#### [Job]
Search the entries for the word "导带底与价带顶位于" and pull out each line that has it.

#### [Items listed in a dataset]
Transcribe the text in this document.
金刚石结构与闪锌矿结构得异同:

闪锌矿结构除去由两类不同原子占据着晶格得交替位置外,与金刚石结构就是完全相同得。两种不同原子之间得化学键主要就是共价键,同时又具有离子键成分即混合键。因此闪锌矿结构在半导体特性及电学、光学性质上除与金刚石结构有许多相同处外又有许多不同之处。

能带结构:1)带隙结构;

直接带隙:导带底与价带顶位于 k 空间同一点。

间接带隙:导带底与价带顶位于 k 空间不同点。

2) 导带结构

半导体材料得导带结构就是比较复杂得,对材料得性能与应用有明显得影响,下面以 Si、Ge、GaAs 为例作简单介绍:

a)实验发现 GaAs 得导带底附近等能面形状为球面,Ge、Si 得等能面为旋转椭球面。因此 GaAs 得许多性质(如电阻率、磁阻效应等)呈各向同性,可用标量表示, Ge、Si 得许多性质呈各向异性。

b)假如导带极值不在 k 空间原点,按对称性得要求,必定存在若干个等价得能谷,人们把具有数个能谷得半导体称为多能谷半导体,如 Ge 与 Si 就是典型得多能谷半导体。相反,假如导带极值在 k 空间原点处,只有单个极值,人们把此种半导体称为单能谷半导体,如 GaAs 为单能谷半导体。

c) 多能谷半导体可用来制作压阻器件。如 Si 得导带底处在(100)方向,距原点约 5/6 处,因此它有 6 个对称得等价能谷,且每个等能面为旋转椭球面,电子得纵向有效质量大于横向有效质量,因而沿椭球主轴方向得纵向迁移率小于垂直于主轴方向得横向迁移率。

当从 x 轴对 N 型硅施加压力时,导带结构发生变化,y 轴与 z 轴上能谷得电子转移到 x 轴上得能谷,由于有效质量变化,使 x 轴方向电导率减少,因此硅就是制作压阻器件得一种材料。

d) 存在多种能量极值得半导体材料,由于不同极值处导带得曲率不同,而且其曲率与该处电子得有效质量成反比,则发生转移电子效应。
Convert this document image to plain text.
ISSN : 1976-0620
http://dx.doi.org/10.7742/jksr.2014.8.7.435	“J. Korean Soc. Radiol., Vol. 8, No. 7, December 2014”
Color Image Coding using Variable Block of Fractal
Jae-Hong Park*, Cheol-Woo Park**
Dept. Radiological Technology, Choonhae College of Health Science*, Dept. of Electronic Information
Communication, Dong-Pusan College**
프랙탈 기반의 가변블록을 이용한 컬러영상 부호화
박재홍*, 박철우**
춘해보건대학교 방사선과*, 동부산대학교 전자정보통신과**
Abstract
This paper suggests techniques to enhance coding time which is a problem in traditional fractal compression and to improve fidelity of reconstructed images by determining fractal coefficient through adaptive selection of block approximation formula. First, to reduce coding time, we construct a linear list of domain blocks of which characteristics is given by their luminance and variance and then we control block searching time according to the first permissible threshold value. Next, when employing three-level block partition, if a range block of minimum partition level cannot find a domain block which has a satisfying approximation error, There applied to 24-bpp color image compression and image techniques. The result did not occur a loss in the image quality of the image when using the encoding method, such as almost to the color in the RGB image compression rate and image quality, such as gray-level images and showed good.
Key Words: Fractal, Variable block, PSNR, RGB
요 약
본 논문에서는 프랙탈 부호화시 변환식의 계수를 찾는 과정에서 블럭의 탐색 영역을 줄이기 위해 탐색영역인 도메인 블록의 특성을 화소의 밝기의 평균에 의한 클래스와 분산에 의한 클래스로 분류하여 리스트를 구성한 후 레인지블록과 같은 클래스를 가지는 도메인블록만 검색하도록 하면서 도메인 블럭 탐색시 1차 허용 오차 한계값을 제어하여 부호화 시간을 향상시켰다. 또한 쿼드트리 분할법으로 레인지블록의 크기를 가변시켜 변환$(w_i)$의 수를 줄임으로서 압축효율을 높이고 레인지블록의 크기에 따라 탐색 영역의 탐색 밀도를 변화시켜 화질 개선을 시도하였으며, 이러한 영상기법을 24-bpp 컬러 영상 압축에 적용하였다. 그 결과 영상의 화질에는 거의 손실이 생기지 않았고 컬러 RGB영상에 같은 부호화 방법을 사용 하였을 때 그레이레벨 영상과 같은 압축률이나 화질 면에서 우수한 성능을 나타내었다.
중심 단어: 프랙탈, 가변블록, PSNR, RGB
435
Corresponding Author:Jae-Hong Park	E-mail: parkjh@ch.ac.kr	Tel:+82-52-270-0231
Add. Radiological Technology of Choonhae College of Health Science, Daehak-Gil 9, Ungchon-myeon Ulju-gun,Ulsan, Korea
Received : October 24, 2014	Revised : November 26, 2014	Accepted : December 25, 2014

==

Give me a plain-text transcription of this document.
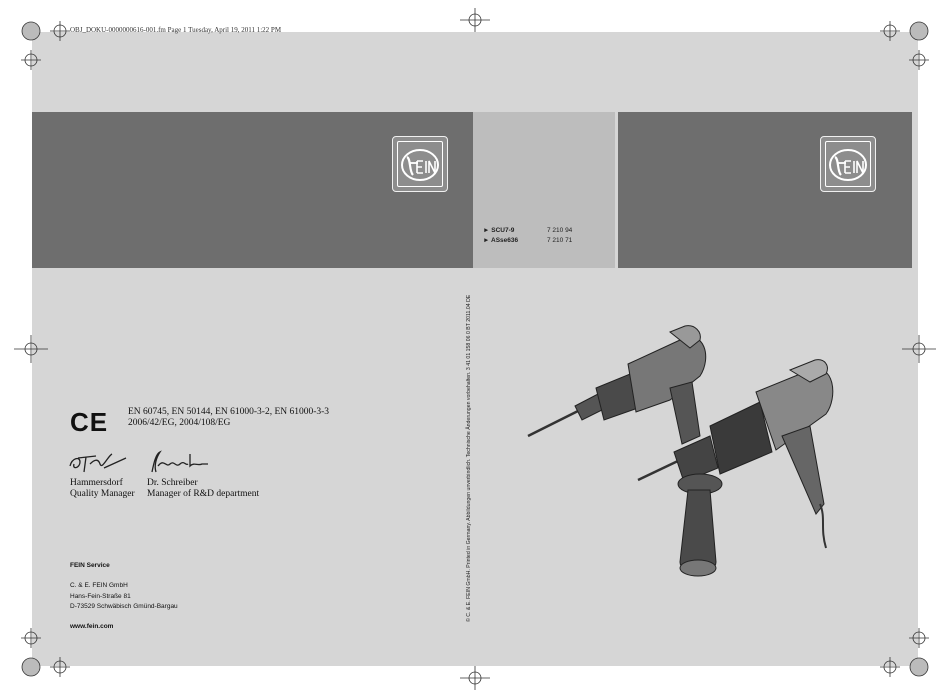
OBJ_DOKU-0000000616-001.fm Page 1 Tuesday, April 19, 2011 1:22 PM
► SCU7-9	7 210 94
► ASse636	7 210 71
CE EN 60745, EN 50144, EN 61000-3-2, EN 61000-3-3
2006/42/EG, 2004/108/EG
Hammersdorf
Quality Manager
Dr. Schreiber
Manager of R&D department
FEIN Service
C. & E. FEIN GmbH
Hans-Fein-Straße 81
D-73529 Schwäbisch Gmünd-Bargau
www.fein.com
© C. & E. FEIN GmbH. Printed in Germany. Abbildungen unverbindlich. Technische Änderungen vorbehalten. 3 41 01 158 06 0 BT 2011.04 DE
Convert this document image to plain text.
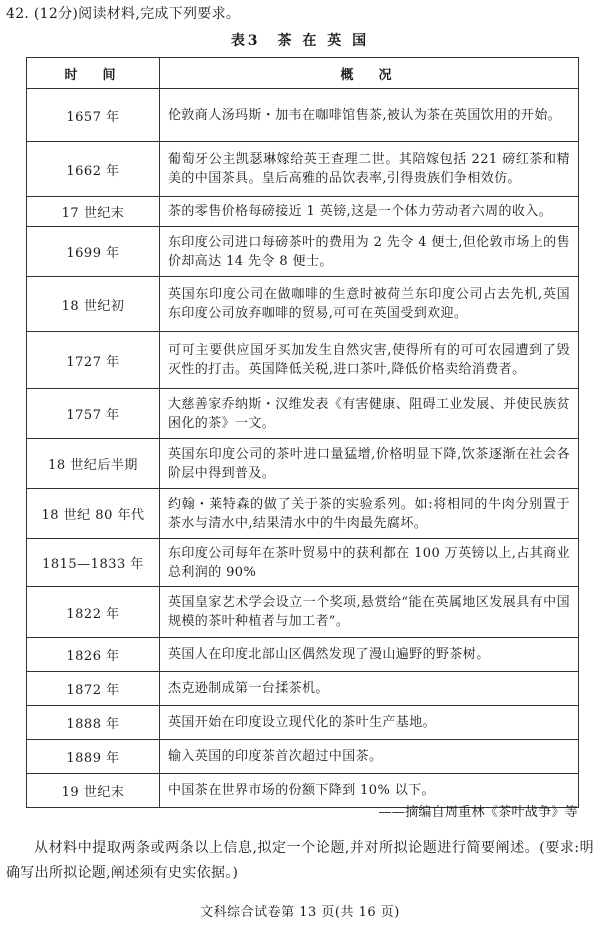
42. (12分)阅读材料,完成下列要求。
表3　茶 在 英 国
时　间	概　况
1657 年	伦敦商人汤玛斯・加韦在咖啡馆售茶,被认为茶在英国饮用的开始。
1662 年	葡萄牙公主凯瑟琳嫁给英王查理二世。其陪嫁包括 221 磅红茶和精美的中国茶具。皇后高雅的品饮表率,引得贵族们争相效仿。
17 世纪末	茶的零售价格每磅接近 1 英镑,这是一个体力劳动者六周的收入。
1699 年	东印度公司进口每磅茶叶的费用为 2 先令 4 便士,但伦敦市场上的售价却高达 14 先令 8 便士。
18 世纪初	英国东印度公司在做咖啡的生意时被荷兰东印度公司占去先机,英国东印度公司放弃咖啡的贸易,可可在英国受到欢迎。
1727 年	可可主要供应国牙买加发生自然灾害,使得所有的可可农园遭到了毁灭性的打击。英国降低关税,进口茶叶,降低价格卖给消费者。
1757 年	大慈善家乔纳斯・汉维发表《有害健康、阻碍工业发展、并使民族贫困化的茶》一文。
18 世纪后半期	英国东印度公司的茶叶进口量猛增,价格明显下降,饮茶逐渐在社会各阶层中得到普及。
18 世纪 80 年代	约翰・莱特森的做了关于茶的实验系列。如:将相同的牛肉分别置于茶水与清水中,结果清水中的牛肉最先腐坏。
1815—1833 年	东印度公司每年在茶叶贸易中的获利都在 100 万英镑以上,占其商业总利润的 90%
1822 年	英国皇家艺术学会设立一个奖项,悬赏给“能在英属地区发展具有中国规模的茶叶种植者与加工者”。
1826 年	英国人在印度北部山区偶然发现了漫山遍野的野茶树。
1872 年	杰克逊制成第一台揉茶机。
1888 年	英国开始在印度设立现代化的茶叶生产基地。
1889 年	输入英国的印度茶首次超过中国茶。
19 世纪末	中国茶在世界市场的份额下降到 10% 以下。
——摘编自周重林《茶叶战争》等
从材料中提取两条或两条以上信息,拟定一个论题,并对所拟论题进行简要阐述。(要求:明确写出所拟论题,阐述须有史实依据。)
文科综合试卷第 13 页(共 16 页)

#### [Problem solution]
直接带隙:导带底与价带顶位于 k 空间同一点。
间接带隙:导带底与价带顶位于 k 空间不同点。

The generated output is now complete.